(Collected data)

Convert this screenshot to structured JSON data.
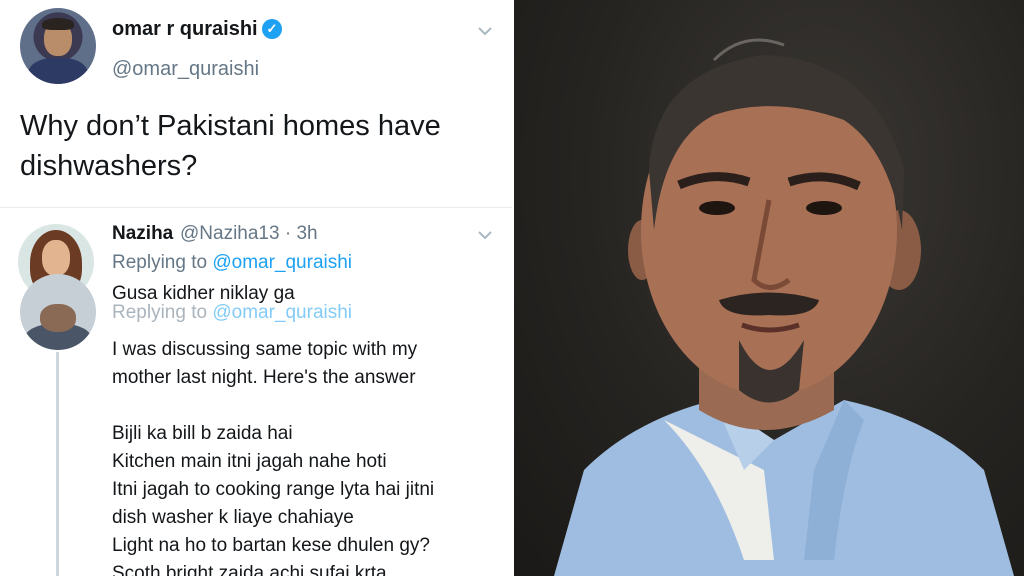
{
  "main_tweet": {
    "name": "omar r quraishi",
    "verified_icon": "verified-badge-icon",
    "handle": "@omar_quraishi",
    "text": "Why don’t Pakistani homes have dishwashers?"
  },
  "reply_1": {
    "name": "Naziha",
    "handle_time": "@Naziha13 · 3h",
    "replying_prefix": "Replying to ",
    "replying_handle": "@omar_quraishi",
    "text": "Gusa kidher niklay ga"
  },
  "reply_2": {
    "replying_prefix": "Replying to ",
    "replying_handle": "@omar_quraishi",
    "lines": [
      "I was discussing same topic with my",
      "mother last night. Here's the answer",
      "",
      "Bijli ka  bill b zaida hai",
      "Kitchen main itni jagah nahe hoti",
      "Itni jagah to cooking range lyta hai jitni",
      "dish washer k liaye chahiaye",
      "Light na ho to bartan kese dhulen gy?",
      "Scoth bright zaida achi sufai krta"
    ]
  },
  "colors": {
    "link_blue": "#1da1f2",
    "secondary_gray": "#657786",
    "text_dark": "#14171a",
    "thread_line": "#ccd6dd"
  },
  "icons": [
    "chevron-down-icon",
    "verified-badge-icon"
  ]
}
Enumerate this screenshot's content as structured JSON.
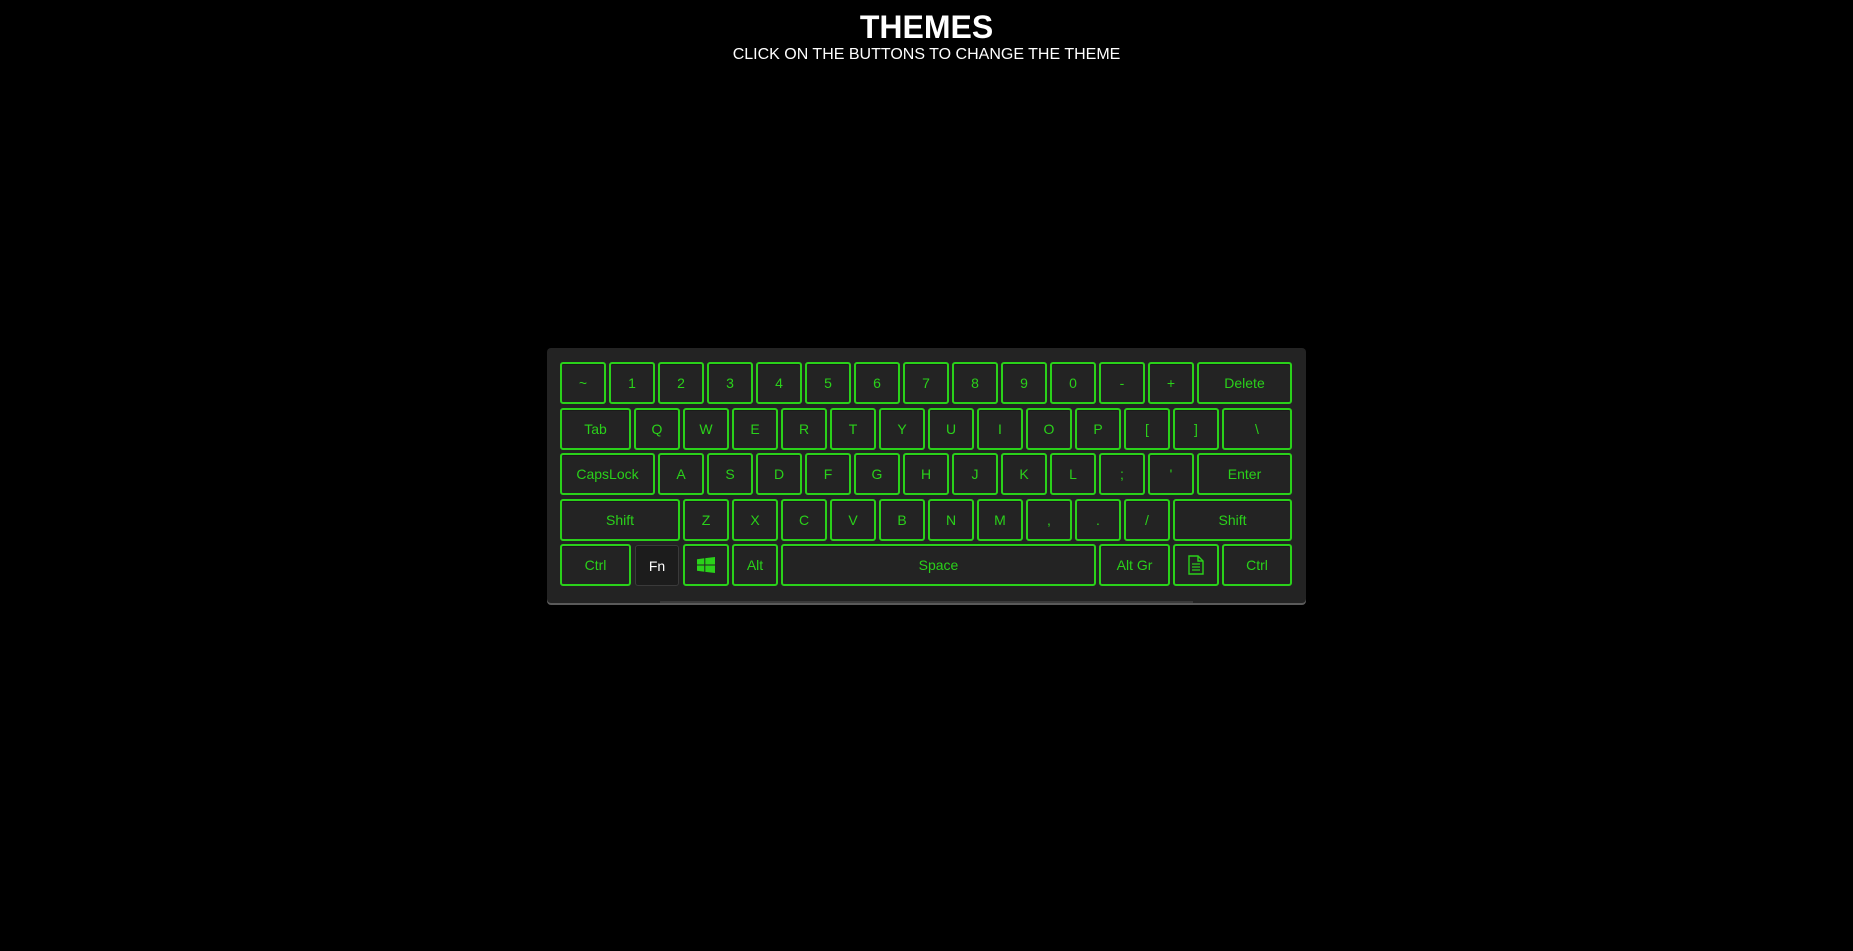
{
  "header": {
    "title": "THEMES",
    "subtitle": "CLICK ON THE BUTTONS TO CHANGE THE THEME"
  },
  "theme": {
    "accent": "#2ad11a",
    "key_background": "#232323",
    "page_background": "#000000"
  },
  "keyboard": {
    "row1": {
      "tilde": "~",
      "k1": "1",
      "k2": "2",
      "k3": "3",
      "k4": "4",
      "k5": "5",
      "k6": "6",
      "k7": "7",
      "k8": "8",
      "k9": "9",
      "k0": "0",
      "minus": "-",
      "plus": "+",
      "delete": "Delete"
    },
    "row2": {
      "tab": "Tab",
      "q": "Q",
      "w": "W",
      "e": "E",
      "r": "R",
      "t": "T",
      "y": "Y",
      "u": "U",
      "i": "I",
      "o": "O",
      "p": "P",
      "lbracket": "[",
      "rbracket": "]",
      "backslash": "\\"
    },
    "row3": {
      "capslock": "CapsLock",
      "a": "A",
      "s": "S",
      "d": "D",
      "f": "F",
      "g": "G",
      "h": "H",
      "j": "J",
      "k": "K",
      "l": "L",
      "semicolon": ";",
      "quote": "'",
      "enter": "Enter"
    },
    "row4": {
      "lshift": "Shift",
      "z": "Z",
      "x": "X",
      "c": "C",
      "v": "V",
      "b": "B",
      "n": "N",
      "m": "M",
      "comma": ",",
      "period": ".",
      "slash": "/",
      "rshift": "Shift"
    },
    "row5": {
      "lctrl": "Ctrl",
      "fn": "Fn",
      "win_icon": "windows-icon",
      "alt": "Alt",
      "space": "Space",
      "altgr": "Alt Gr",
      "menu_icon": "document-icon",
      "rctrl": "Ctrl"
    }
  }
}
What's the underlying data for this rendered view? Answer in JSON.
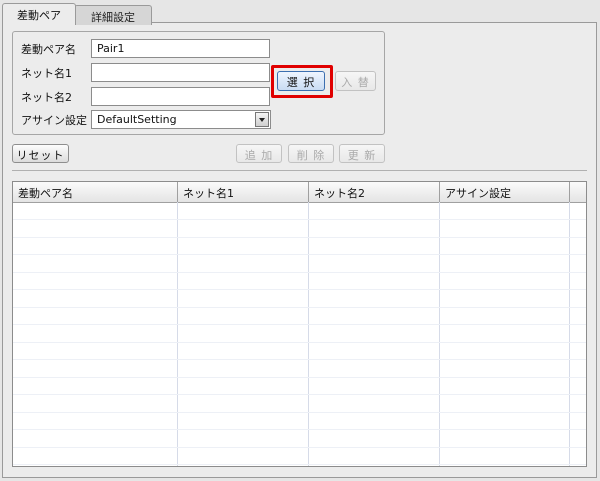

*Your goal*. Copy out all the data exactly; skip the pictures.

*Exercise response*.
Convert this screenshot to structured JSON data.
{
  "main_tweet": {
    "name": "omar r quraishi",
    "verified_icon": "verified-badge-icon",
    "handle": "@omar_quraishi",
    "text": "Why don’t Pakistani homes have dishwashers?"
  },
  "reply_1": {
    "name": "Naziha",
    "handle_time": "@Naziha13 · 3h",
    "replying_prefix": "Replying to ",
    "replying_handle": "@omar_quraishi",
    "text": "Gusa kidher niklay ga"
  },
  "reply_2": {
    "replying_prefix": "Replying to ",
    "replying_handle": "@omar_quraishi",
    "lines": [
      "I was discussing same topic with my",
      "mother last night. Here's the answer",
      "",
      "Bijli ka  bill b zaida hai",
      "Kitchen main itni jagah nahe hoti",
      "Itni jagah to cooking range lyta hai jitni",
      "dish washer k liaye chahiaye",
      "Light na ho to bartan kese dhulen gy?",
      "Scoth bright zaida achi sufai krta"
    ]
  },
  "colors": {
    "link_blue": "#1da1f2",
    "secondary_gray": "#657786",
    "text_dark": "#14171a",
    "thread_line": "#ccd6dd"
  },
  "icons": [
    "chevron-down-icon",
    "verified-badge-icon"
  ]
}
Enumerate this screenshot's content as structured JSON.
{
  "header": {
    "title": "THEMES",
    "subtitle": "CLICK ON THE BUTTONS TO CHANGE THE THEME"
  },
  "theme": {
    "accent": "#2ad11a",
    "key_background": "#232323",
    "page_background": "#000000"
  },
  "keyboard": {
    "row1": {
      "tilde": "~",
      "k1": "1",
      "k2": "2",
      "k3": "3",
      "k4": "4",
      "k5": "5",
      "k6": "6",
      "k7": "7",
      "k8": "8",
      "k9": "9",
      "k0": "0",
      "minus": "-",
      "plus": "+",
      "delete": "Delete"
    },
    "row2": {
      "tab": "Tab",
      "q": "Q",
      "w": "W",
      "e": "E",
      "r": "R",
      "t": "T",
      "y": "Y",
      "u": "U",
      "i": "I",
      "o": "O",
      "p": "P",
      "lbracket": "[",
      "rbracket": "]",
      "backslash": "\\"
    },
    "row3": {
      "capslock": "CapsLock",
      "a": "A",
      "s": "S",
      "d": "D",
      "f": "F",
      "g": "G",
      "h": "H",
      "j": "J",
      "k": "K",
      "l": "L",
      "semicolon": ";",
      "quote": "'",
      "enter": "Enter"
    },
    "row4": {
      "lshift": "Shift",
      "z": "Z",
      "x": "X",
      "c": "C",
      "v": "V",
      "b": "B",
      "n": "N",
      "m": "M",
      "comma": ",",
      "period": ".",
      "slash": "/",
      "rshift": "Shift"
    },
    "row5": {
      "lctrl": "Ctrl",
      "fn": "Fn",
      "win_icon": "windows-icon",
      "alt": "Alt",
      "space": "Space",
      "altgr": "Alt Gr",
      "menu_icon": "document-icon",
      "rctrl": "Ctrl"
    }
  }
}
What's the underlying data for this rendered view? Answer in JSON.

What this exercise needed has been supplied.